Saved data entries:
-=-=-=-=-

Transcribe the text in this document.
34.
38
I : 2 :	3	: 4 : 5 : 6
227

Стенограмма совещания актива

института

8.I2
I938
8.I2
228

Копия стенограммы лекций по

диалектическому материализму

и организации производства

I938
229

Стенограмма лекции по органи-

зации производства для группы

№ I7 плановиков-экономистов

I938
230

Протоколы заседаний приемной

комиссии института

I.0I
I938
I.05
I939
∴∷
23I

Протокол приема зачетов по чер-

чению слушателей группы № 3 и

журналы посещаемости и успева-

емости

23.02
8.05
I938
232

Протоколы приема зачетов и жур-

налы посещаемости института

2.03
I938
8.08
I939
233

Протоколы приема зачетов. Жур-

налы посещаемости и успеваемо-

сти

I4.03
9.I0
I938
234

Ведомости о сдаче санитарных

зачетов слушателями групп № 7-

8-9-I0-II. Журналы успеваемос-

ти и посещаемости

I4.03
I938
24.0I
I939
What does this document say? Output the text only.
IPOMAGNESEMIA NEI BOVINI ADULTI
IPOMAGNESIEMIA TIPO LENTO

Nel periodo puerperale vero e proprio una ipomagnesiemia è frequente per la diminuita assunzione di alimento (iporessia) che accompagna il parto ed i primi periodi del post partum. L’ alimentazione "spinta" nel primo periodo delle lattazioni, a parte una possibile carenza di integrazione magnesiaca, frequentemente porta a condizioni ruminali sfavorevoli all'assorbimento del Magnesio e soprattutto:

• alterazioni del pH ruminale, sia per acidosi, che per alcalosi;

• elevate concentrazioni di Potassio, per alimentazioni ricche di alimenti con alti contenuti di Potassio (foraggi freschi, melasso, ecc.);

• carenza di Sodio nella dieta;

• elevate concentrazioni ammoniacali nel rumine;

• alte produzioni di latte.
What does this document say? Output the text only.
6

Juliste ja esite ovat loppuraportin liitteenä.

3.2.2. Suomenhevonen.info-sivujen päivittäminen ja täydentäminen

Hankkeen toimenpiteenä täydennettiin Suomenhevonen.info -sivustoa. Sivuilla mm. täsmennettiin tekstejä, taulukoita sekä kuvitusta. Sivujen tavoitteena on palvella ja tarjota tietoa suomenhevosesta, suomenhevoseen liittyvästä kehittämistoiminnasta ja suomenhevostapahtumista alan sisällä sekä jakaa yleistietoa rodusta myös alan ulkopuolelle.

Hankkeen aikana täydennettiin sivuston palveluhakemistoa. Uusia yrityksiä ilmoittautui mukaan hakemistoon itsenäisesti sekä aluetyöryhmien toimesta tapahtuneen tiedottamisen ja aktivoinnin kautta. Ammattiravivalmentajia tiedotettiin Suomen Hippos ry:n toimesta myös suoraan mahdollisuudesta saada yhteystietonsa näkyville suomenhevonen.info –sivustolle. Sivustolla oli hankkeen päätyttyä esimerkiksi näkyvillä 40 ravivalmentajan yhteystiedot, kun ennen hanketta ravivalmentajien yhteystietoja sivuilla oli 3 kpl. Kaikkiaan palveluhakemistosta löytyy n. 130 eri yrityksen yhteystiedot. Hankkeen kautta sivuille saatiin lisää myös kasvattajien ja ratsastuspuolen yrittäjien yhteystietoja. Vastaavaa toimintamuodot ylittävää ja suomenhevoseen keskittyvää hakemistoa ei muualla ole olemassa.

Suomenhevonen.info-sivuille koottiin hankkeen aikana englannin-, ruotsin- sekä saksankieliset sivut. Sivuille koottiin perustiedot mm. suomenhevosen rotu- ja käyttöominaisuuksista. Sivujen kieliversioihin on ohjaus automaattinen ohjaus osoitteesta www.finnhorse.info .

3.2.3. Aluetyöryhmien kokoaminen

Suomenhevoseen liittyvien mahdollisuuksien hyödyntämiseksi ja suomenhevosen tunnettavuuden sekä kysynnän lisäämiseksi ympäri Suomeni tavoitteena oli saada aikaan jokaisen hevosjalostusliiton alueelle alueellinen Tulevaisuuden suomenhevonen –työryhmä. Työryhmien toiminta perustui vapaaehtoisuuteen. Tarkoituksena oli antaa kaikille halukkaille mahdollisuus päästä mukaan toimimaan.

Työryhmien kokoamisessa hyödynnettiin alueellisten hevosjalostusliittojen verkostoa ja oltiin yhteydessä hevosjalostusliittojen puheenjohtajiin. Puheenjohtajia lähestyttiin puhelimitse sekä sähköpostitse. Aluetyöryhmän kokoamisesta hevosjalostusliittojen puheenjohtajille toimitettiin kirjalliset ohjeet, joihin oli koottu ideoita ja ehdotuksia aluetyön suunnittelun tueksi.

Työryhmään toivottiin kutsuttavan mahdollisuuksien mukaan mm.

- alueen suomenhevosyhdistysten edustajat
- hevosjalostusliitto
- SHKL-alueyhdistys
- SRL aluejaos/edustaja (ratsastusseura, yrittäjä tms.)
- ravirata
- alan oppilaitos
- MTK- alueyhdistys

-=-=-=-=-

* Goal
Repeat the entries exactly, all of them.

* Task output
Transcribe the text in this document.
34.
38
I : 2 :	3	: 4 : 5 : 6
227

Стенограмма совещания актива

института

8.I2
I938
8.I2
228

Копия стенограммы лекций по

диалектическому материализму

и организации производства

I938
229

Стенограмма лекции по органи-

зации производства для группы

№ I7 плановиков-экономистов

I938
230

Протоколы заседаний приемной

комиссии института

I.0I
I938
I.05
I939
∴∷
23I

Протокол приема зачетов по чер-

чению слушателей группы № 3 и

журналы посещаемости и успева-

емости

23.02
8.05
I938
232

Протоколы приема зачетов и жур-

налы посещаемости института

2.03
I938
8.08
I939
233

Протоколы приема зачетов. Жур-

налы посещаемости и успеваемо-

сти

I4.03
9.I0
I938
234

Ведомости о сдаче санитарных

зачетов слушателями групп № 7-

8-9-I0-II. Журналы успеваемос-

ти и посещаемости

I4.03
I938
24.0I
I939
What does this document say? Output the text only.
IPOMAGNESEMIA NEI BOVINI ADULTI
IPOMAGNESIEMIA TIPO LENTO

Nel periodo puerperale vero e proprio una ipomagnesiemia è frequente per la diminuita assunzione di alimento (iporessia) che accompagna il parto ed i primi periodi del post partum. L’ alimentazione "spinta" nel primo periodo delle lattazioni, a parte una possibile carenza di integrazione magnesiaca, frequentemente porta a condizioni ruminali sfavorevoli all'assorbimento del Magnesio e soprattutto:

• alterazioni del pH ruminale, sia per acidosi, che per alcalosi;

• elevate concentrazioni di Potassio, per alimentazioni ricche di alimenti con alti contenuti di Potassio (foraggi freschi, melasso, ecc.);

• carenza di Sodio nella dieta;

• elevate concentrazioni ammoniacali nel rumine;

• alte produzioni di latte.
What does this document say? Output the text only.
6

Juliste ja esite ovat loppuraportin liitteenä.

3.2.2. Suomenhevonen.info-sivujen päivittäminen ja täydentäminen

Hankkeen toimenpiteenä täydennettiin Suomenhevonen.info -sivustoa. Sivuilla mm. täsmennettiin tekstejä, taulukoita sekä kuvitusta. Sivujen tavoitteena on palvella ja tarjota tietoa suomenhevosesta, suomenhevoseen liittyvästä kehittämistoiminnasta ja suomenhevostapahtumista alan sisällä sekä jakaa yleistietoa rodusta myös alan ulkopuolelle.

Hankkeen aikana täydennettiin sivuston palveluhakemistoa. Uusia yrityksiä ilmoittautui mukaan hakemistoon itsenäisesti sekä aluetyöryhmien toimesta tapahtuneen tiedottamisen ja aktivoinnin kautta. Ammattiravivalmentajia tiedotettiin Suomen Hippos ry:n toimesta myös suoraan mahdollisuudesta saada yhteystietonsa näkyville suomenhevonen.info –sivustolle. Sivustolla oli hankkeen päätyttyä esimerkiksi näkyvillä 40 ravivalmentajan yhteystiedot, kun ennen hanketta ravivalmentajien yhteystietoja sivuilla oli 3 kpl. Kaikkiaan palveluhakemistosta löytyy n. 130 eri yrityksen yhteystiedot. Hankkeen kautta sivuille saatiin lisää myös kasvattajien ja ratsastuspuolen yrittäjien yhteystietoja. Vastaavaa toimintamuodot ylittävää ja suomenhevoseen keskittyvää hakemistoa ei muualla ole olemassa.

Suomenhevonen.info-sivuille koottiin hankkeen aikana englannin-, ruotsin- sekä saksankieliset sivut. Sivuille koottiin perustiedot mm. suomenhevosen rotu- ja käyttöominaisuuksista. Sivujen kieliversioihin on ohjaus automaattinen ohjaus osoitteesta www.finnhorse.info .

3.2.3. Aluetyöryhmien kokoaminen

Suomenhevoseen liittyvien mahdollisuuksien hyödyntämiseksi ja suomenhevosen tunnettavuuden sekä kysynnän lisäämiseksi ympäri Suomeni tavoitteena oli saada aikaan jokaisen hevosjalostusliiton alueelle alueellinen Tulevaisuuden suomenhevonen –työryhmä. Työryhmien toiminta perustui vapaaehtoisuuteen. Tarkoituksena oli antaa kaikille halukkaille mahdollisuus päästä mukaan toimimaan.

Työryhmien kokoamisessa hyödynnettiin alueellisten hevosjalostusliittojen verkostoa ja oltiin yhteydessä hevosjalostusliittojen puheenjohtajiin. Puheenjohtajia lähestyttiin puhelimitse sekä sähköpostitse. Aluetyöryhmän kokoamisesta hevosjalostusliittojen puheenjohtajille toimitettiin kirjalliset ohjeet, joihin oli koottu ideoita ja ehdotuksia aluetyön suunnittelun tueksi.

Työryhmään toivottiin kutsuttavan mahdollisuuksien mukaan mm.

- alueen suomenhevosyhdistysten edustajat
- hevosjalostusliitto
- SHKL-alueyhdistys
- SRL aluejaos/edustaja (ratsastusseura, yrittäjä tms.)
- ravirata
- alan oppilaitos
- MTK- alueyhdistys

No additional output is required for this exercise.